SET TASK:
Filter for the word "recycled" and keep each matching line.

[Records contained in a dataset]
• • •
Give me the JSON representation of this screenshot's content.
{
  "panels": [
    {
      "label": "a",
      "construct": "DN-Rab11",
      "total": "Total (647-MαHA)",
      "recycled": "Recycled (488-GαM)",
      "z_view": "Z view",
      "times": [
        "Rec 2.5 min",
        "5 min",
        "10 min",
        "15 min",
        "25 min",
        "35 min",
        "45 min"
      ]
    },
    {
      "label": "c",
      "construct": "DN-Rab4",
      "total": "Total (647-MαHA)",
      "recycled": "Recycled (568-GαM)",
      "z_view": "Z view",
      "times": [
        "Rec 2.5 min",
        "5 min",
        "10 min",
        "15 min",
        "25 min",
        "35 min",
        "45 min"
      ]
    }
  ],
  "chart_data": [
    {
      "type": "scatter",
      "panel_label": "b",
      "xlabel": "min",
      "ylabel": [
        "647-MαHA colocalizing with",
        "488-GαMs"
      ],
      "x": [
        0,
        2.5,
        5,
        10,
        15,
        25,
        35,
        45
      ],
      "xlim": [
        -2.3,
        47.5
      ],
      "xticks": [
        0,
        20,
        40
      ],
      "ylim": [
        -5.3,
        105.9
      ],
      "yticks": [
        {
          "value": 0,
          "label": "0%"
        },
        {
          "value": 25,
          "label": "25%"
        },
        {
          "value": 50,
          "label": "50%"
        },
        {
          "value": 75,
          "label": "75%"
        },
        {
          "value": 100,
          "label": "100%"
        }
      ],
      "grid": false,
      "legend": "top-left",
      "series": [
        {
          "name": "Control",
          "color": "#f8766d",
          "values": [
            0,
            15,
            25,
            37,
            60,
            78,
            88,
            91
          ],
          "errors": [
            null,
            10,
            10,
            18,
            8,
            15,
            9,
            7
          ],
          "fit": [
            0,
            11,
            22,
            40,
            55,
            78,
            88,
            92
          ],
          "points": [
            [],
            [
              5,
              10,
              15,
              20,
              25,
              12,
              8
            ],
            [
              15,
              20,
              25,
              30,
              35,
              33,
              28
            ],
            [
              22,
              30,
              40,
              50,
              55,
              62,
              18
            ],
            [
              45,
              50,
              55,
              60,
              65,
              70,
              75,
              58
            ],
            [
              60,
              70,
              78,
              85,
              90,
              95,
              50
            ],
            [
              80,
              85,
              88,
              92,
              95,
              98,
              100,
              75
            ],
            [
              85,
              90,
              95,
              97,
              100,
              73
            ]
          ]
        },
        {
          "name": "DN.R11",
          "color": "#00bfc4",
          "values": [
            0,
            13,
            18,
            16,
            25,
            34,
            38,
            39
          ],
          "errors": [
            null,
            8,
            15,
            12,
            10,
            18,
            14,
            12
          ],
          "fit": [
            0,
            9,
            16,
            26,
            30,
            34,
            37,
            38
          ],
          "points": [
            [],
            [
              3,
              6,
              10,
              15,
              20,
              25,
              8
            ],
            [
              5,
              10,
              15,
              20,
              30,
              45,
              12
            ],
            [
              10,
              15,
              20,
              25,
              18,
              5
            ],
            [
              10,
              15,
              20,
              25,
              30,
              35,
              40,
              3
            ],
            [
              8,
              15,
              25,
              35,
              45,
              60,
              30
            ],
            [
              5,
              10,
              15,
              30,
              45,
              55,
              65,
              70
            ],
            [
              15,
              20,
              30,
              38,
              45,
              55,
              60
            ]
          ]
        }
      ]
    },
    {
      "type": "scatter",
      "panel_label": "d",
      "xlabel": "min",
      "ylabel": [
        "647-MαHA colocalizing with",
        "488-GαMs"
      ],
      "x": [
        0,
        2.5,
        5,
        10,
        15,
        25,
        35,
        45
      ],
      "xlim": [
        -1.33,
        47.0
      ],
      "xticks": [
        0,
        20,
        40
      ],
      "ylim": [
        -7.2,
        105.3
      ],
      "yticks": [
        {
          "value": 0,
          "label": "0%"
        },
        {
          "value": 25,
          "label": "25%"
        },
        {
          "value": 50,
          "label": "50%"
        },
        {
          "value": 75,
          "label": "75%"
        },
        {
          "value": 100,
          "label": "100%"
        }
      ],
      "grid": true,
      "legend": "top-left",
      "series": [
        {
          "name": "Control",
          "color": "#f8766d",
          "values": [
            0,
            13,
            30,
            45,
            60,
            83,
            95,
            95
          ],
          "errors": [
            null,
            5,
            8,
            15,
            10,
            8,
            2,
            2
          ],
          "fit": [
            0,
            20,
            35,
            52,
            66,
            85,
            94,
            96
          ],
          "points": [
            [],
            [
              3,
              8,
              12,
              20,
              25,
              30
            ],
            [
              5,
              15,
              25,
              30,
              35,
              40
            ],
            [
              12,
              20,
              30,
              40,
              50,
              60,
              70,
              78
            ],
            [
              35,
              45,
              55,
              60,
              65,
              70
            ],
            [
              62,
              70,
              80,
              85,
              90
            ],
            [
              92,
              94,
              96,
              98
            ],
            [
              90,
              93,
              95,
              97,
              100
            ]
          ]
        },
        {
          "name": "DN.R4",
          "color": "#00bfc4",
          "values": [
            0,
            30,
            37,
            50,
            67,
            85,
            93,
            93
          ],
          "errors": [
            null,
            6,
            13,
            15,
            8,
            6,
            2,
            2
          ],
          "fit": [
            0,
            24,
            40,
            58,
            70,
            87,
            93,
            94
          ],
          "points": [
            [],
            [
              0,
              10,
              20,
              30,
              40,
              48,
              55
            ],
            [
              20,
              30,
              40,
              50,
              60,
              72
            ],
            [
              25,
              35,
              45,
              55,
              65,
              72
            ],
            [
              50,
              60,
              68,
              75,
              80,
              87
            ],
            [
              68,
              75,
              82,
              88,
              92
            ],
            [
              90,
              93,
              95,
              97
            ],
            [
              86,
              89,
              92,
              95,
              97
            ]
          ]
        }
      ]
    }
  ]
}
• • •
EXERCISE RESULT:
      "recycled": "Recycled (488-GαM)",
      "recycled": "Recycled (568-GαM)",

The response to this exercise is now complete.